**WHAT THE EXERCISE ASKS:**
Reproduce the material exactly, omitting nothing.

**Rows from a dataset:**
'''
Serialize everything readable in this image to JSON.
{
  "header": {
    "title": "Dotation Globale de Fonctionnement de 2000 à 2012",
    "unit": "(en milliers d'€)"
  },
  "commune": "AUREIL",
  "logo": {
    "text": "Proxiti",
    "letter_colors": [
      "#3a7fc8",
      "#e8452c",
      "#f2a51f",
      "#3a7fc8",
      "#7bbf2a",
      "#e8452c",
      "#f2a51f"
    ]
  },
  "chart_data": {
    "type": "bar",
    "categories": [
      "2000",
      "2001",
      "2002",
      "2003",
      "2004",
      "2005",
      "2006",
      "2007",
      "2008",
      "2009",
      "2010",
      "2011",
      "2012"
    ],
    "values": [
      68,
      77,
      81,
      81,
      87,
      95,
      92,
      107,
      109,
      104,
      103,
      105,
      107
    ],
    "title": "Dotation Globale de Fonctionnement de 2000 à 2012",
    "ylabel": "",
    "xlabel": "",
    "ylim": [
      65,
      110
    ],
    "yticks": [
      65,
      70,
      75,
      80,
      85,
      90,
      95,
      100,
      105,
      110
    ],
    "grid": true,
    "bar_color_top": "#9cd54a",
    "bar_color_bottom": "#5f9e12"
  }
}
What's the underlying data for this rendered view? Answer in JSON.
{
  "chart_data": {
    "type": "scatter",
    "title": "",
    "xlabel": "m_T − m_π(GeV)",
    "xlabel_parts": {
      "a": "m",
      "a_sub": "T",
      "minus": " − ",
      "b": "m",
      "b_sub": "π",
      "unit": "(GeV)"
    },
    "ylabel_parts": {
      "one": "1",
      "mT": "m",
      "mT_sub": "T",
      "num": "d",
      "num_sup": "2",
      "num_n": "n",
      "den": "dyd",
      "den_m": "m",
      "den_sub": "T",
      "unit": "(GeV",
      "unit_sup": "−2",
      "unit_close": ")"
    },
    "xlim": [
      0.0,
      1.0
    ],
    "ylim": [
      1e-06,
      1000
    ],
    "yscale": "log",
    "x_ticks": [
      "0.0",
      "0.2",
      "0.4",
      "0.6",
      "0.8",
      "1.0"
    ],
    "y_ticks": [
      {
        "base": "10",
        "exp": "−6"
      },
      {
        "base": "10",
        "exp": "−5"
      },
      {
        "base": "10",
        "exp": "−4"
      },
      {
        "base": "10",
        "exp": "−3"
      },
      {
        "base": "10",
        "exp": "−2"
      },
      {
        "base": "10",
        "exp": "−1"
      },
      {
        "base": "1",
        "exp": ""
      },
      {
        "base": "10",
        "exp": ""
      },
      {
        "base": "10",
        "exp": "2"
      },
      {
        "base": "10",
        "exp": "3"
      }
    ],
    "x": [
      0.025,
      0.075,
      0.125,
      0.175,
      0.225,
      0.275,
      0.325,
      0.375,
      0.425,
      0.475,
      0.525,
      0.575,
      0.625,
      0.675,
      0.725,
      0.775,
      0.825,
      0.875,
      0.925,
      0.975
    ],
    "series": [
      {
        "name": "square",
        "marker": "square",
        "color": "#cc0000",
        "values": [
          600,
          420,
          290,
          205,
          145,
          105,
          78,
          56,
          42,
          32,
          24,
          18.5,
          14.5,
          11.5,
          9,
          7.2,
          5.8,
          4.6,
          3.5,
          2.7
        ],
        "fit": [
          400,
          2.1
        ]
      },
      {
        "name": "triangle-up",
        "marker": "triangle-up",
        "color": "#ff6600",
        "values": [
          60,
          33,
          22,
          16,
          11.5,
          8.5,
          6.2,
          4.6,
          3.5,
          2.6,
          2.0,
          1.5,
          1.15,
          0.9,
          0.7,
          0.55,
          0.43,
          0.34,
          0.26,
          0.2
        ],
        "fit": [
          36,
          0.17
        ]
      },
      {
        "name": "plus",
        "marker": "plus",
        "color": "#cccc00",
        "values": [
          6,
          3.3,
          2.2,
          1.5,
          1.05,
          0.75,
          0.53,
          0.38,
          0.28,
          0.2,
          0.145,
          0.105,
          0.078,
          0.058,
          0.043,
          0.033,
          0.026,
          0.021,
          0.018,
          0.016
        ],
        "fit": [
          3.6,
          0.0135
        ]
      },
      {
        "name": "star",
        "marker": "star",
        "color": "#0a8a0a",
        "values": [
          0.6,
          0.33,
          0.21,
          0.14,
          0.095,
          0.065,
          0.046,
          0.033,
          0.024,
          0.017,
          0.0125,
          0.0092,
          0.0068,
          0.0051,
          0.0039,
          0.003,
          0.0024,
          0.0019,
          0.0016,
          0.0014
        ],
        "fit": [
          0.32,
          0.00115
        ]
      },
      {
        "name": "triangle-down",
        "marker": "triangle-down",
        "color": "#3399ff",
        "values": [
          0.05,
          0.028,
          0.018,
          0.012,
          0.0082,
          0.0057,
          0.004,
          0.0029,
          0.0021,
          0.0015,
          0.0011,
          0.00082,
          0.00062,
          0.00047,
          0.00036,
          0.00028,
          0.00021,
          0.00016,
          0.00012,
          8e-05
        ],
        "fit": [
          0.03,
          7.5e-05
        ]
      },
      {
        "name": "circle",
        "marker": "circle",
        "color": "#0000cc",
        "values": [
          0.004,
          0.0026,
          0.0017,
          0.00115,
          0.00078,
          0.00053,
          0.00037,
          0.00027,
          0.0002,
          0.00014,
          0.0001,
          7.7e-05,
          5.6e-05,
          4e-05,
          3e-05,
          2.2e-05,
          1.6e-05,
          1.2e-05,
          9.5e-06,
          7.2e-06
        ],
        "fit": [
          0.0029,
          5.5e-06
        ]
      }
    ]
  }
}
'''
**RESPONSE:**
Serialize everything readable in this image to JSON.
{
  "header": {
    "title": "Dotation Globale de Fonctionnement de 2000 à 2012",
    "unit": "(en milliers d'€)"
  },
  "commune": "AUREIL",
  "logo": {
    "text": "Proxiti",
    "letter_colors": [
      "#3a7fc8",
      "#e8452c",
      "#f2a51f",
      "#3a7fc8",
      "#7bbf2a",
      "#e8452c",
      "#f2a51f"
    ]
  },
  "chart_data": {
    "type": "bar",
    "categories": [
      "2000",
      "2001",
      "2002",
      "2003",
      "2004",
      "2005",
      "2006",
      "2007",
      "2008",
      "2009",
      "2010",
      "2011",
      "2012"
    ],
    "values": [
      68,
      77,
      81,
      81,
      87,
      95,
      92,
      107,
      109,
      104,
      103,
      105,
      107
    ],
    "title": "Dotation Globale de Fonctionnement de 2000 à 2012",
    "ylabel": "",
    "xlabel": "",
    "ylim": [
      65,
      110
    ],
    "yticks": [
      65,
      70,
      75,
      80,
      85,
      90,
      95,
      100,
      105,
      110
    ],
    "grid": true,
    "bar_color_top": "#9cd54a",
    "bar_color_bottom": "#5f9e12"
  }
}
What's the underlying data for this rendered view? Answer in JSON.
{
  "chart_data": {
    "type": "scatter",
    "title": "",
    "xlabel": "m_T − m_π(GeV)",
    "xlabel_parts": {
      "a": "m",
      "a_sub": "T",
      "minus": " − ",
      "b": "m",
      "b_sub": "π",
      "unit": "(GeV)"
    },
    "ylabel_parts": {
      "one": "1",
      "mT": "m",
      "mT_sub": "T",
      "num": "d",
      "num_sup": "2",
      "num_n": "n",
      "den": "dyd",
      "den_m": "m",
      "den_sub": "T",
      "unit": "(GeV",
      "unit_sup": "−2",
      "unit_close": ")"
    },
    "xlim": [
      0.0,
      1.0
    ],
    "ylim": [
      1e-06,
      1000
    ],
    "yscale": "log",
    "x_ticks": [
      "0.0",
      "0.2",
      "0.4",
      "0.6",
      "0.8",
      "1.0"
    ],
    "y_ticks": [
      {
        "base": "10",
        "exp": "−6"
      },
      {
        "base": "10",
        "exp": "−5"
      },
      {
        "base": "10",
        "exp": "−4"
      },
      {
        "base": "10",
        "exp": "−3"
      },
      {
        "base": "10",
        "exp": "−2"
      },
      {
        "base": "10",
        "exp": "−1"
      },
      {
        "base": "1",
        "exp": ""
      },
      {
        "base": "10",
        "exp": ""
      },
      {
        "base": "10",
        "exp": "2"
      },
      {
        "base": "10",
        "exp": "3"
      }
    ],
    "x": [
      0.025,
      0.075,
      0.125,
      0.175,
      0.225,
      0.275,
      0.325,
      0.375,
      0.425,
      0.475,
      0.525,
      0.575,
      0.625,
      0.675,
      0.725,
      0.775,
      0.825,
      0.875,
      0.925,
      0.975
    ],
    "series": [
      {
        "name": "square",
        "marker": "square",
        "color": "#cc0000",
        "values": [
          600,
          420,
          290,
          205,
          145,
          105,
          78,
          56,
          42,
          32,
          24,
          18.5,
          14.5,
          11.5,
          9,
          7.2,
          5.8,
          4.6,
          3.5,
          2.7
        ],
        "fit": [
          400,
          2.1
        ]
      },
      {
        "name": "triangle-up",
        "marker": "triangle-up",
        "color": "#ff6600",
        "values": [
          60,
          33,
          22,
          16,
          11.5,
          8.5,
          6.2,
          4.6,
          3.5,
          2.6,
          2.0,
          1.5,
          1.15,
          0.9,
          0.7,
          0.55,
          0.43,
          0.34,
          0.26,
          0.2
        ],
        "fit": [
          36,
          0.17
        ]
      },
      {
        "name": "plus",
        "marker": "plus",
        "color": "#cccc00",
        "values": [
          6,
          3.3,
          2.2,
          1.5,
          1.05,
          0.75,
          0.53,
          0.38,
          0.28,
          0.2,
          0.145,
          0.105,
          0.078,
          0.058,
          0.043,
          0.033,
          0.026,
          0.021,
          0.018,
          0.016
        ],
        "fit": [
          3.6,
          0.0135
        ]
      },
      {
        "name": "star",
        "marker": "star",
        "color": "#0a8a0a",
        "values": [
          0.6,
          0.33,
          0.21,
          0.14,
          0.095,
          0.065,
          0.046,
          0.033,
          0.024,
          0.017,
          0.0125,
          0.0092,
          0.0068,
          0.0051,
          0.0039,
          0.003,
          0.0024,
          0.0019,
          0.0016,
          0.0014
        ],
        "fit": [
          0.32,
          0.00115
        ]
      },
      {
        "name": "triangle-down",
        "marker": "triangle-down",
        "color": "#3399ff",
        "values": [
          0.05,
          0.028,
          0.018,
          0.012,
          0.0082,
          0.0057,
          0.004,
          0.0029,
          0.0021,
          0.0015,
          0.0011,
          0.00082,
          0.00062,
          0.00047,
          0.00036,
          0.00028,
          0.00021,
          0.00016,
          0.00012,
          8e-05
        ],
        "fit": [
          0.03,
          7.5e-05
        ]
      },
      {
        "name": "circle",
        "marker": "circle",
        "color": "#0000cc",
        "values": [
          0.004,
          0.0026,
          0.0017,
          0.00115,
          0.00078,
          0.00053,
          0.00037,
          0.00027,
          0.0002,
          0.00014,
          0.0001,
          7.7e-05,
          5.6e-05,
          4e-05,
          3e-05,
          2.2e-05,
          1.6e-05,
          1.2e-05,
          9.5e-06,
          7.2e-06
        ],
        "fit": [
          0.0029,
          5.5e-06
        ]
      }
    ]
  }
}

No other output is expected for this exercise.